** Start RAW DATA **
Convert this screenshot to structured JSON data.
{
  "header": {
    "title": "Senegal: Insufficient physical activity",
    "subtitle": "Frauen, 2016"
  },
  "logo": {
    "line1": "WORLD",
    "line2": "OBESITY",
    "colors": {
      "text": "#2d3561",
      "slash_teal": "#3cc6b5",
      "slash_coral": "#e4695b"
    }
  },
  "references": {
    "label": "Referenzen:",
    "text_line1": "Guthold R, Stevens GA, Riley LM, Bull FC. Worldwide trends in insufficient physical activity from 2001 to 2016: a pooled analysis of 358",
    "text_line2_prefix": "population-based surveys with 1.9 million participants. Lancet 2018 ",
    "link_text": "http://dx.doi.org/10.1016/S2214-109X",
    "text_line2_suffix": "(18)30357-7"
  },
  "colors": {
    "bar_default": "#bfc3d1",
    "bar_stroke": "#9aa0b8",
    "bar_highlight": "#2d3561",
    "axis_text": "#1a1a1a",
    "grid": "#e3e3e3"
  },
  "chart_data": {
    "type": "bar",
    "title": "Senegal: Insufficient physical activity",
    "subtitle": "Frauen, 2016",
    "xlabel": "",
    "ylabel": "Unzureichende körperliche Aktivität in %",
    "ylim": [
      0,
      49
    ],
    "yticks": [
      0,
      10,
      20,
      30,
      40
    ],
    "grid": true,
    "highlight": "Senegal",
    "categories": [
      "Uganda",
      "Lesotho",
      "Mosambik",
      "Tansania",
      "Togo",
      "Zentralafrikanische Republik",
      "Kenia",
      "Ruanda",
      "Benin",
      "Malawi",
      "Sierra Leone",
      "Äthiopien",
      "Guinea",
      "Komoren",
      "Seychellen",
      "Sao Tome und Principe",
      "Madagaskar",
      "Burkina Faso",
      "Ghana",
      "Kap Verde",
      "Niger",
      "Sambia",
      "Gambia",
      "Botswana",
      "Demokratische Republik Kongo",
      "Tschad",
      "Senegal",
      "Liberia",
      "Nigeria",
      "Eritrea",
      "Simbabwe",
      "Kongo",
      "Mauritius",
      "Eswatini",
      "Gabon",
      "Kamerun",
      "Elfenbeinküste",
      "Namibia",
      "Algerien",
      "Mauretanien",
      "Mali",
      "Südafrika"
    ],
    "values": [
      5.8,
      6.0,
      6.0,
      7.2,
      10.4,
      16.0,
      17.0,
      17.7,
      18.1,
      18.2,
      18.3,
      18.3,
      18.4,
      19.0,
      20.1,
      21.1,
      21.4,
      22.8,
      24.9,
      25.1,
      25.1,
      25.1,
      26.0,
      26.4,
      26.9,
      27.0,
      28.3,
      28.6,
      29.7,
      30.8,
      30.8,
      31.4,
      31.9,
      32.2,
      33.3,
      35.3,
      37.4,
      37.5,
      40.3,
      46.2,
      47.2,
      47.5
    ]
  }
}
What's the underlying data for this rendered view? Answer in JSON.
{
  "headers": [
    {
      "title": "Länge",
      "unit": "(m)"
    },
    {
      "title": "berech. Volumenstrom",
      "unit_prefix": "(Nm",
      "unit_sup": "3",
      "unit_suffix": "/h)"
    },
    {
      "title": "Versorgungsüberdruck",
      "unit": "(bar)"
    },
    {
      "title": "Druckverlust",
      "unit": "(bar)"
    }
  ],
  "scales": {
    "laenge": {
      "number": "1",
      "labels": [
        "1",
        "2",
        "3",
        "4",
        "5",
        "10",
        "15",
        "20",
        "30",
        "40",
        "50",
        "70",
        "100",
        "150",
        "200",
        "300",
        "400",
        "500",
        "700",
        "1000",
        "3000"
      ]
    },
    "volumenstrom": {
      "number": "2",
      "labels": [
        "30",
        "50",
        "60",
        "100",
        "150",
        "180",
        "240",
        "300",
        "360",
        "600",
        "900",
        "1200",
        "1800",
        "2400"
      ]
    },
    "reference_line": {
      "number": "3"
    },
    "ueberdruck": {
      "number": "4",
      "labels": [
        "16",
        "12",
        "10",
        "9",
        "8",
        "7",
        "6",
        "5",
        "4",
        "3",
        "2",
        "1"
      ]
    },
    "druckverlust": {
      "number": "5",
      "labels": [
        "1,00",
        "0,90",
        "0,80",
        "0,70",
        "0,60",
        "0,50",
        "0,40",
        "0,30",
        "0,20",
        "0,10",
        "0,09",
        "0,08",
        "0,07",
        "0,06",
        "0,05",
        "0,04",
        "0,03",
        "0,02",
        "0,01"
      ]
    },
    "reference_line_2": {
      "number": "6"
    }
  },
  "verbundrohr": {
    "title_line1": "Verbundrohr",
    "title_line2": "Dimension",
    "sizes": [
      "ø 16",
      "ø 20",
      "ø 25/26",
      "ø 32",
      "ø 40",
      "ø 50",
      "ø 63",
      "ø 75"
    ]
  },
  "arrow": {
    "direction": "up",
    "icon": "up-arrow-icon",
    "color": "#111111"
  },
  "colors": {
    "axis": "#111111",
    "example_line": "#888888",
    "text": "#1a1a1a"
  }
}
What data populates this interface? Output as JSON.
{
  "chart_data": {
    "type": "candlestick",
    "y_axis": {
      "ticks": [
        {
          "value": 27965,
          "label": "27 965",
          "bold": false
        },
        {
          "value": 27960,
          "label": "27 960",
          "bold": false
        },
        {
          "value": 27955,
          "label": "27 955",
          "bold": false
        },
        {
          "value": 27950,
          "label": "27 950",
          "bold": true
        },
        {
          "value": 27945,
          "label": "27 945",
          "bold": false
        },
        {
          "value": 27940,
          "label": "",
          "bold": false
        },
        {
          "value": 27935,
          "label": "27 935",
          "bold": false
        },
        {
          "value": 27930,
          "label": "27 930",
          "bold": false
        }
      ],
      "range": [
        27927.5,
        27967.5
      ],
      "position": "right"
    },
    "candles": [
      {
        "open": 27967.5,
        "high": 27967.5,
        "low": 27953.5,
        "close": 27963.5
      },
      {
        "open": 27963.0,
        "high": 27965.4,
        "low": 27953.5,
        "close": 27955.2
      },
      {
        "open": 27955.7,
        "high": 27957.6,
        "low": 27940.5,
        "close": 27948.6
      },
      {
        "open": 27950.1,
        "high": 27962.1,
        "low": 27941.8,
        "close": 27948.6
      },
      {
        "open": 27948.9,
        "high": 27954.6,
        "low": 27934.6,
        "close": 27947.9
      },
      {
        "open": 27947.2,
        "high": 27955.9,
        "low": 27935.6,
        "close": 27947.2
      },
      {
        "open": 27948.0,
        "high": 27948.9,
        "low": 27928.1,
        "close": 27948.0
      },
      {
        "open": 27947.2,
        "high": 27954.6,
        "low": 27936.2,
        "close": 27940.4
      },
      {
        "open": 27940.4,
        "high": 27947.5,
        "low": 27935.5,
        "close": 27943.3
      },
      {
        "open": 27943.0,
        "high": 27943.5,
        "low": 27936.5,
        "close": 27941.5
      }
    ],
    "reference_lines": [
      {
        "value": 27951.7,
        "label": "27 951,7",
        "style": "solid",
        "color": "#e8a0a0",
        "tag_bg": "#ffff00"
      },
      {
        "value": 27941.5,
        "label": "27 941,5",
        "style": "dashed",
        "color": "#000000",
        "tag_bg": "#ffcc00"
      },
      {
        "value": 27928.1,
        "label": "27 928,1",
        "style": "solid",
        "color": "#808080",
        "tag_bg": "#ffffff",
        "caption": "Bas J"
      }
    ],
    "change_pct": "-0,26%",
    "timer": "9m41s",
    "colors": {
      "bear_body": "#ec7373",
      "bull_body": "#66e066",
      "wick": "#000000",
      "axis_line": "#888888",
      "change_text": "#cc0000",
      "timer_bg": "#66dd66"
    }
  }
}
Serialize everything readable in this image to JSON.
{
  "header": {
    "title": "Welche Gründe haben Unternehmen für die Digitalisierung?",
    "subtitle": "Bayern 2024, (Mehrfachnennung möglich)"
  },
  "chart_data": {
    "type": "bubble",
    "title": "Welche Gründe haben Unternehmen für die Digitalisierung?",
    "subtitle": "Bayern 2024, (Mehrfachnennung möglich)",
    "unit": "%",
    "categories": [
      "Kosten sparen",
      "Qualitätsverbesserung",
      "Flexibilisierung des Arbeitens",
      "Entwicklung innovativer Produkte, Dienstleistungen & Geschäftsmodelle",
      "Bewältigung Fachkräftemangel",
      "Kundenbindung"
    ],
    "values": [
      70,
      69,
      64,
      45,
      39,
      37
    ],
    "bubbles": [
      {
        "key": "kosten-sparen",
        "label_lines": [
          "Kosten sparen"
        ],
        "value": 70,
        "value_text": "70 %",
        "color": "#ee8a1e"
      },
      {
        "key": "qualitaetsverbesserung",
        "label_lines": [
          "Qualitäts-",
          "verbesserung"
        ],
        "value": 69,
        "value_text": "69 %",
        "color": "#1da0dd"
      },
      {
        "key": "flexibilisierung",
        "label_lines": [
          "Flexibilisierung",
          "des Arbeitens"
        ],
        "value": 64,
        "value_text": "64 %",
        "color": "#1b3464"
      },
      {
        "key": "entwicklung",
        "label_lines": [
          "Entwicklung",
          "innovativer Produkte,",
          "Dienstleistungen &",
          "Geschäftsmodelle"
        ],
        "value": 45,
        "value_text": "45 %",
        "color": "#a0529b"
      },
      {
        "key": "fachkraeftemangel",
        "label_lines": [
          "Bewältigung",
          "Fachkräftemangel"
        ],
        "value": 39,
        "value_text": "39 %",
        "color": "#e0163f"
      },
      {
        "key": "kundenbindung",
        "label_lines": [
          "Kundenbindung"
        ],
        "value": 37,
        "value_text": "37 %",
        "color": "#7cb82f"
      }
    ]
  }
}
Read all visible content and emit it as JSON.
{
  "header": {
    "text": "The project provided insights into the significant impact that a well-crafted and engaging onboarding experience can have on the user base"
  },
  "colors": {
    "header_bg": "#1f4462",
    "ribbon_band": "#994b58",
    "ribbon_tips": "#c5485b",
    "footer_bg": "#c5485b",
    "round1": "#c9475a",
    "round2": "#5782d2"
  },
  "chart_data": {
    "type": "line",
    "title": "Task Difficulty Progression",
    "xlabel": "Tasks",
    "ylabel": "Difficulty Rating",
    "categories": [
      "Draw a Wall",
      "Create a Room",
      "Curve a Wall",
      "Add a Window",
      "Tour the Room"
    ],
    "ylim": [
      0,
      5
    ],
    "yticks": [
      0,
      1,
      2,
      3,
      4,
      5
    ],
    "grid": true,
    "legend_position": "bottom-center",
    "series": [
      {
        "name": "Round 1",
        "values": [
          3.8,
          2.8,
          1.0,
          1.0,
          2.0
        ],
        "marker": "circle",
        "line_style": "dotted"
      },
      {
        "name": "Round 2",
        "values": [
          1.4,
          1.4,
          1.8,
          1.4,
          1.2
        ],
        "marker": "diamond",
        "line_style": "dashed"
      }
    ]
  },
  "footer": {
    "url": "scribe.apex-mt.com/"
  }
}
** End RAW DATA **
> [WHAT TO DO]
In the entries above, identify each line that includes the string "sparen", then copy it.

> [PROBLEM SOLUTION]
      "Kosten sparen",
        "key": "kosten-sparen",
          "Kosten sparen"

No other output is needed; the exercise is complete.